### Exercise prompt
Pictures do not belong in the copy; transcribe everything else in the records exactly.

### Dataset excerpts
=-=-=

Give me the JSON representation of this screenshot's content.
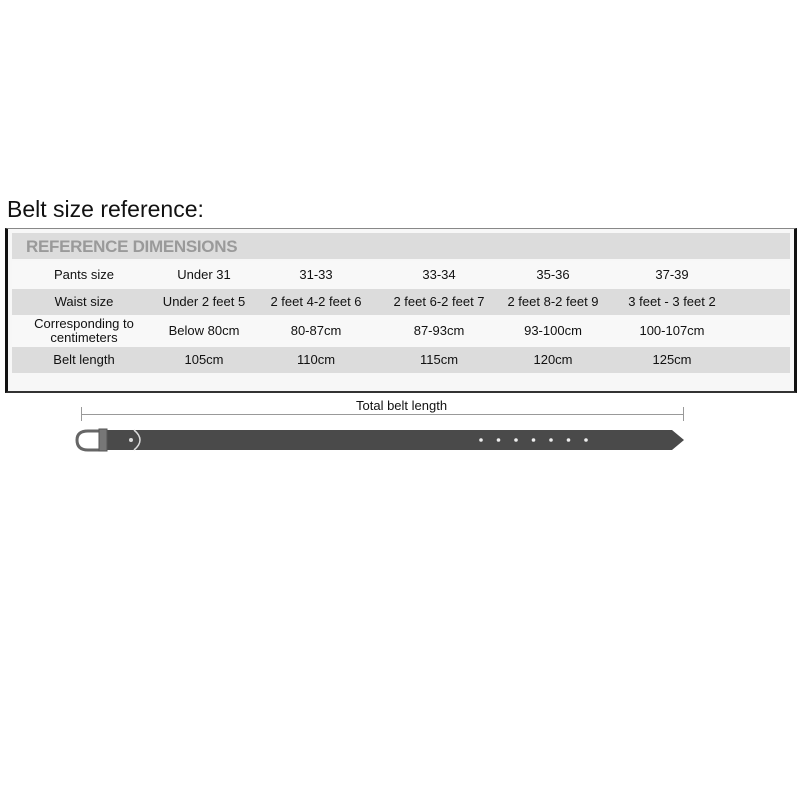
{
  "title": "Belt size reference:",
  "table": {
    "header": "REFERENCE DIMENSIONS",
    "rows": [
      {
        "label": "Pants size",
        "values": [
          "Under 31",
          "31-33",
          "33-34",
          "35-36",
          "37-39"
        ]
      },
      {
        "label": "Waist size",
        "values": [
          "Under 2 feet 5",
          "2 feet 4-2 feet 6",
          "2 feet 6-2 feet 7",
          "2 feet 8-2 feet 9",
          "3 feet - 3 feet 2"
        ]
      },
      {
        "label": "Corresponding to centimeters",
        "values": [
          "Below 80cm",
          "80-87cm",
          "87-93cm",
          "93-100cm",
          "100-107cm"
        ]
      },
      {
        "label": "Belt length",
        "values": [
          "105cm",
          "110cm",
          "115cm",
          "120cm",
          "125cm"
        ]
      }
    ]
  },
  "belt": {
    "label": "Total belt length",
    "color": "#4a4a4a"
  }
}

=-=-=

### Task output
Give me the JSON representation of this screenshot's content.
{
  "title": "Belt size reference:",
  "table": {
    "header": "REFERENCE DIMENSIONS",
    "rows": [
      {
        "label": "Pants size",
        "values": [
          "Under 31",
          "31-33",
          "33-34",
          "35-36",
          "37-39"
        ]
      },
      {
        "label": "Waist size",
        "values": [
          "Under 2 feet 5",
          "2 feet 4-2 feet 6",
          "2 feet 6-2 feet 7",
          "2 feet 8-2 feet 9",
          "3 feet - 3 feet 2"
        ]
      },
      {
        "label": "Corresponding to centimeters",
        "values": [
          "Below 80cm",
          "80-87cm",
          "87-93cm",
          "93-100cm",
          "100-107cm"
        ]
      },
      {
        "label": "Belt length",
        "values": [
          "105cm",
          "110cm",
          "115cm",
          "120cm",
          "125cm"
        ]
      }
    ]
  },
  "belt": {
    "label": "Total belt length",
    "color": "#4a4a4a"
  }
}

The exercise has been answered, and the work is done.